##### DATA TO USE
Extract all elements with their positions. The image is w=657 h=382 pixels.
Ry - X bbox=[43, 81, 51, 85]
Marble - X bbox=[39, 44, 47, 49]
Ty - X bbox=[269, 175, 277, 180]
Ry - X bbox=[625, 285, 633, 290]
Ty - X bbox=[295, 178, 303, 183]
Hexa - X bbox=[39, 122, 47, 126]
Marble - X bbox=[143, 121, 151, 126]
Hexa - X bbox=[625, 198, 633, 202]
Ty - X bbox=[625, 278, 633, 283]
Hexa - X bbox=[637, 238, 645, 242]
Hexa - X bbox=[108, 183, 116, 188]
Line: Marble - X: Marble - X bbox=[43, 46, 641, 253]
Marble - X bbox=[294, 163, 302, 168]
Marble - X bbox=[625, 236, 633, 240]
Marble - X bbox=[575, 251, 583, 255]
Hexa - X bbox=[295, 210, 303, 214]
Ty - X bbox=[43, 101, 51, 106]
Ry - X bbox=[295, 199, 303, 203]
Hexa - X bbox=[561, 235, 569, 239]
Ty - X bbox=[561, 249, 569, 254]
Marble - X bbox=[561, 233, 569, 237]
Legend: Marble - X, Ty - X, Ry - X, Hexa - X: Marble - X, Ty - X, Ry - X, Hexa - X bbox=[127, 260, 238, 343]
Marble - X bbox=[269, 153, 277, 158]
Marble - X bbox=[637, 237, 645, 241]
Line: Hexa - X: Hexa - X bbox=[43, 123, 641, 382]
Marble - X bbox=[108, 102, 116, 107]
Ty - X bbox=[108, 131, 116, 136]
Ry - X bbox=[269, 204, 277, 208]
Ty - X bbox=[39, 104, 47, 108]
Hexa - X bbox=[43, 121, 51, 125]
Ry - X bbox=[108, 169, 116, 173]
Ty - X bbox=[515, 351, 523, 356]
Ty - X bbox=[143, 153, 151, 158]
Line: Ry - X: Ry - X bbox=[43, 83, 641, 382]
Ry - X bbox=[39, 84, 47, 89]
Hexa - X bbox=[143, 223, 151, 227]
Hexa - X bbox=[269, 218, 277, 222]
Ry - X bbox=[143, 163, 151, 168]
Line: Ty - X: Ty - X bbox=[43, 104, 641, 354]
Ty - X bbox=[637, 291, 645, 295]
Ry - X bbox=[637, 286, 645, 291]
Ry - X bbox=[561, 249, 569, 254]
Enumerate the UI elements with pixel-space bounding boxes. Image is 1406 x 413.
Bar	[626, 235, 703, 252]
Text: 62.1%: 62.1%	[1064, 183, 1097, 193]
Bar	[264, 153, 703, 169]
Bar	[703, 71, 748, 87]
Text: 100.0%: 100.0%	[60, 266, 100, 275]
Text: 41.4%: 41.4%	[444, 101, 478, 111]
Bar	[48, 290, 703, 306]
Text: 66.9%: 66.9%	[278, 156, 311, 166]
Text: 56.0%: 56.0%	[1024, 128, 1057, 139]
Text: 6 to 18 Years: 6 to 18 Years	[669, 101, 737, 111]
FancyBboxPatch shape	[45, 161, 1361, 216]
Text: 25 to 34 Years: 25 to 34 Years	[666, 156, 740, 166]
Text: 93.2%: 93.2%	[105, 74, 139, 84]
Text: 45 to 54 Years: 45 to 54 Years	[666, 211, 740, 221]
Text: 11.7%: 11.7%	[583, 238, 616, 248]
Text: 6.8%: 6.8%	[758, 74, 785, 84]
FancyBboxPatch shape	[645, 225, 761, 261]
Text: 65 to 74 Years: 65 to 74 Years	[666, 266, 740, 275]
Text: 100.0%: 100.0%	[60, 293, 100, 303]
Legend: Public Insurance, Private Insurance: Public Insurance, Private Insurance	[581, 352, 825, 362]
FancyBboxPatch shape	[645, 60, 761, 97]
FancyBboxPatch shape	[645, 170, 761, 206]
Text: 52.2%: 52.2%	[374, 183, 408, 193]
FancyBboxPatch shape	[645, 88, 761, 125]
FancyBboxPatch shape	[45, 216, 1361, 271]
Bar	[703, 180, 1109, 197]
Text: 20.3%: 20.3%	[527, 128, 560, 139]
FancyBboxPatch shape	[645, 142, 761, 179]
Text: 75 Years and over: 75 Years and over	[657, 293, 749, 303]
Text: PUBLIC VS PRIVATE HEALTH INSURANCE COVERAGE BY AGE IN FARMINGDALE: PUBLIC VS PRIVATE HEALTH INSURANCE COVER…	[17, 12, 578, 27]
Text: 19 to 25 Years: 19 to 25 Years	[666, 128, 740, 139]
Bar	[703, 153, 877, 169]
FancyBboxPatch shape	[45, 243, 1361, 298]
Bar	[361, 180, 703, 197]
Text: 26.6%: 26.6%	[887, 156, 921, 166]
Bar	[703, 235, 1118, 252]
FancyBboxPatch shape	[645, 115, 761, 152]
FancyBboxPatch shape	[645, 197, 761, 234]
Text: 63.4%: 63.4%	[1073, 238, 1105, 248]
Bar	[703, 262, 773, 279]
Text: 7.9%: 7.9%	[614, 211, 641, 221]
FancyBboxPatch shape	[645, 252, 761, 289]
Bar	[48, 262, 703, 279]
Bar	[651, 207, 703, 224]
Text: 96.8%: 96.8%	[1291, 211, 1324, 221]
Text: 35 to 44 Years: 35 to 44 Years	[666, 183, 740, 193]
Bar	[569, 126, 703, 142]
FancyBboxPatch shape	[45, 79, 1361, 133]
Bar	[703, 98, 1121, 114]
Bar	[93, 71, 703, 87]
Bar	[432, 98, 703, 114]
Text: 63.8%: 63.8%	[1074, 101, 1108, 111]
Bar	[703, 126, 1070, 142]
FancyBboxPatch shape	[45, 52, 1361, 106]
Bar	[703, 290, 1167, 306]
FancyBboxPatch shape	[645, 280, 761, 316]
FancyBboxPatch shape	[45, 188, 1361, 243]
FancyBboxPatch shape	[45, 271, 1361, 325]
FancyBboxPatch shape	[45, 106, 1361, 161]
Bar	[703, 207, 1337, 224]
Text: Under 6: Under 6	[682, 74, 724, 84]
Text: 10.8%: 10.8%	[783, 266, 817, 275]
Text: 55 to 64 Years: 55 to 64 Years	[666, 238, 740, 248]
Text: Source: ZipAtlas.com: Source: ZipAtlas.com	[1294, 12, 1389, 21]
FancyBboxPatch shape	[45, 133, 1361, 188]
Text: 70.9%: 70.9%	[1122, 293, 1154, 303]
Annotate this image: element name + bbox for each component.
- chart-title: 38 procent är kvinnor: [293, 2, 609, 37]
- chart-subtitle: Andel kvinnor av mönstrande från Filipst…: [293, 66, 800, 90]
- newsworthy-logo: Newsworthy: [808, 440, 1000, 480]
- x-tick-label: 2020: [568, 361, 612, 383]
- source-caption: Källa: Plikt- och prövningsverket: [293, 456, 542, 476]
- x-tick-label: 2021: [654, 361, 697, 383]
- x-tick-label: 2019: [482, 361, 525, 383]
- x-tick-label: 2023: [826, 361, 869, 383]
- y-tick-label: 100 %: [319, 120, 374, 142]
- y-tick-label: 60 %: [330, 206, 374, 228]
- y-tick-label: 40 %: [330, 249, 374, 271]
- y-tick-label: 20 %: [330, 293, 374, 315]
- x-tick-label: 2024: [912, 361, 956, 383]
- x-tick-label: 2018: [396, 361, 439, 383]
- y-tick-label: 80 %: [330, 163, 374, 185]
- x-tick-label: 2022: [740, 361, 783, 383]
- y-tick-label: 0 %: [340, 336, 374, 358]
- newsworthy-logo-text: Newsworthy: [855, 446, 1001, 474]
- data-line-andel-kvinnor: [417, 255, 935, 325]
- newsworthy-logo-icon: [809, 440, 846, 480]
##########
## TASK
Duplicate every line of the listing above, without altering anything.

## FULL RESPONSE
Extract all elements with their positions. The image is w=657 h=382 pixels.
Ry - X bbox=[43, 81, 51, 85]
Marble - X bbox=[39, 44, 47, 49]
Ty - X bbox=[269, 175, 277, 180]
Ry - X bbox=[625, 285, 633, 290]
Ty - X bbox=[295, 178, 303, 183]
Hexa - X bbox=[39, 122, 47, 126]
Marble - X bbox=[143, 121, 151, 126]
Hexa - X bbox=[625, 198, 633, 202]
Ty - X bbox=[625, 278, 633, 283]
Hexa - X bbox=[637, 238, 645, 242]
Hexa - X bbox=[108, 183, 116, 188]
Line: Marble - X: Marble - X bbox=[43, 46, 641, 253]
Marble - X bbox=[294, 163, 302, 168]
Marble - X bbox=[625, 236, 633, 240]
Marble - X bbox=[575, 251, 583, 255]
Hexa - X bbox=[295, 210, 303, 214]
Ty - X bbox=[43, 101, 51, 106]
Ry - X bbox=[295, 199, 303, 203]
Hexa - X bbox=[561, 235, 569, 239]
Ty - X bbox=[561, 249, 569, 254]
Marble - X bbox=[561, 233, 569, 237]
Legend: Marble - X, Ty - X, Ry - X, Hexa - X: Marble - X, Ty - X, Ry - X, Hexa - X bbox=[127, 260, 238, 343]
Marble - X bbox=[269, 153, 277, 158]
Marble - X bbox=[637, 237, 645, 241]
Line: Hexa - X: Hexa - X bbox=[43, 123, 641, 382]
Marble - X bbox=[108, 102, 116, 107]
Ty - X bbox=[108, 131, 116, 136]
Ry - X bbox=[269, 204, 277, 208]
Ty - X bbox=[39, 104, 47, 108]
Hexa - X bbox=[43, 121, 51, 125]
Ry - X bbox=[108, 169, 116, 173]
Ty - X bbox=[515, 351, 523, 356]
Ty - X bbox=[143, 153, 151, 158]
Line: Ry - X: Ry - X bbox=[43, 83, 641, 382]
Ry - X bbox=[39, 84, 47, 89]
Hexa - X bbox=[143, 223, 151, 227]
Hexa - X bbox=[269, 218, 277, 222]
Ry - X bbox=[143, 163, 151, 168]
Line: Ty - X: Ty - X bbox=[43, 104, 641, 354]
Ty - X bbox=[637, 291, 645, 295]
Ry - X bbox=[637, 286, 645, 291]
Ry - X bbox=[561, 249, 569, 254]
Enumerate the UI elements with pixel-space bounding boxes. Image is 1406 x 413.
Bar	[626, 235, 703, 252]
Text: 62.1%: 62.1%	[1064, 183, 1097, 193]
Bar	[264, 153, 703, 169]
Bar	[703, 71, 748, 87]
Text: 100.0%: 100.0%	[60, 266, 100, 275]
Text: 41.4%: 41.4%	[444, 101, 478, 111]
Bar	[48, 290, 703, 306]
Text: 66.9%: 66.9%	[278, 156, 311, 166]
Text: 56.0%: 56.0%	[1024, 128, 1057, 139]
Text: 6 to 18 Years: 6 to 18 Years	[669, 101, 737, 111]
FancyBboxPatch shape	[45, 161, 1361, 216]
Text: 25 to 34 Years: 25 to 34 Years	[666, 156, 740, 166]
Text: 93.2%: 93.2%	[105, 74, 139, 84]
Text: 45 to 54 Years: 45 to 54 Years	[666, 211, 740, 221]
Text: 11.7%: 11.7%	[583, 238, 616, 248]
Text: 6.8%: 6.8%	[758, 74, 785, 84]
FancyBboxPatch shape	[645, 225, 761, 261]
Text: 65 to 74 Years: 65 to 74 Years	[666, 266, 740, 275]
Text: 100.0%: 100.0%	[60, 293, 100, 303]
Legend: Public Insurance, Private Insurance: Public Insurance, Private Insurance	[581, 352, 825, 362]
FancyBboxPatch shape	[645, 60, 761, 97]
FancyBboxPatch shape	[645, 170, 761, 206]
Text: 52.2%: 52.2%	[374, 183, 408, 193]
FancyBboxPatch shape	[645, 88, 761, 125]
FancyBboxPatch shape	[45, 216, 1361, 271]
Bar	[703, 180, 1109, 197]
Text: 20.3%: 20.3%	[527, 128, 560, 139]
FancyBboxPatch shape	[645, 142, 761, 179]
Text: 75 Years and over: 75 Years and over	[657, 293, 749, 303]
Text: PUBLIC VS PRIVATE HEALTH INSURANCE COVERAGE BY AGE IN FARMINGDALE: PUBLIC VS PRIVATE HEALTH INSURANCE COVER…	[17, 12, 578, 27]
Text: 19 to 25 Years: 19 to 25 Years	[666, 128, 740, 139]
Bar	[703, 153, 877, 169]
FancyBboxPatch shape	[45, 243, 1361, 298]
Bar	[361, 180, 703, 197]
Text: 26.6%: 26.6%	[887, 156, 921, 166]
Bar	[703, 235, 1118, 252]
FancyBboxPatch shape	[645, 115, 761, 152]
FancyBboxPatch shape	[645, 197, 761, 234]
Text: 63.4%: 63.4%	[1073, 238, 1105, 248]
Bar	[703, 262, 773, 279]
Text: 7.9%: 7.9%	[614, 211, 641, 221]
FancyBboxPatch shape	[645, 252, 761, 289]
Bar	[48, 262, 703, 279]
Bar	[651, 207, 703, 224]
Text: 96.8%: 96.8%	[1291, 211, 1324, 221]
Text: 35 to 44 Years: 35 to 44 Years	[666, 183, 740, 193]
Bar	[569, 126, 703, 142]
FancyBboxPatch shape	[45, 79, 1361, 133]
Bar	[703, 98, 1121, 114]
Bar	[93, 71, 703, 87]
Bar	[432, 98, 703, 114]
Text: 63.8%: 63.8%	[1074, 101, 1108, 111]
Bar	[703, 126, 1070, 142]
FancyBboxPatch shape	[45, 52, 1361, 106]
Bar	[703, 290, 1167, 306]
FancyBboxPatch shape	[645, 280, 761, 316]
FancyBboxPatch shape	[45, 188, 1361, 243]
FancyBboxPatch shape	[45, 271, 1361, 325]
FancyBboxPatch shape	[45, 106, 1361, 161]
Bar	[703, 207, 1337, 224]
Text: Under 6: Under 6	[682, 74, 724, 84]
Text: 10.8%: 10.8%	[783, 266, 817, 275]
Text: 55 to 64 Years: 55 to 64 Years	[666, 238, 740, 248]
Text: Source: ZipAtlas.com: Source: ZipAtlas.com	[1294, 12, 1389, 21]
FancyBboxPatch shape	[45, 133, 1361, 188]
Text: 70.9%: 70.9%	[1122, 293, 1154, 303]
Annotate this image: element name + bbox for each component.
- chart-title: 38 procent är kvinnor: [293, 2, 609, 37]
- chart-subtitle: Andel kvinnor av mönstrande från Filipst…: [293, 66, 800, 90]
- newsworthy-logo: Newsworthy: [808, 440, 1000, 480]
- x-tick-label: 2020: [568, 361, 612, 383]
- source-caption: Källa: Plikt- och prövningsverket: [293, 456, 542, 476]
- x-tick-label: 2021: [654, 361, 697, 383]
- x-tick-label: 2019: [482, 361, 525, 383]
- x-tick-label: 2023: [826, 361, 869, 383]
- y-tick-label: 100 %: [319, 120, 374, 142]
- y-tick-label: 60 %: [330, 206, 374, 228]
- y-tick-label: 40 %: [330, 249, 374, 271]
- y-tick-label: 20 %: [330, 293, 374, 315]
- x-tick-label: 2024: [912, 361, 956, 383]
- x-tick-label: 2018: [396, 361, 439, 383]
- y-tick-label: 80 %: [330, 163, 374, 185]
- x-tick-label: 2022: [740, 361, 783, 383]
- y-tick-label: 0 %: [340, 336, 374, 358]
- newsworthy-logo-text: Newsworthy: [855, 446, 1001, 474]
- data-line-andel-kvinnor: [417, 255, 935, 325]
- newsworthy-logo-icon: [809, 440, 846, 480]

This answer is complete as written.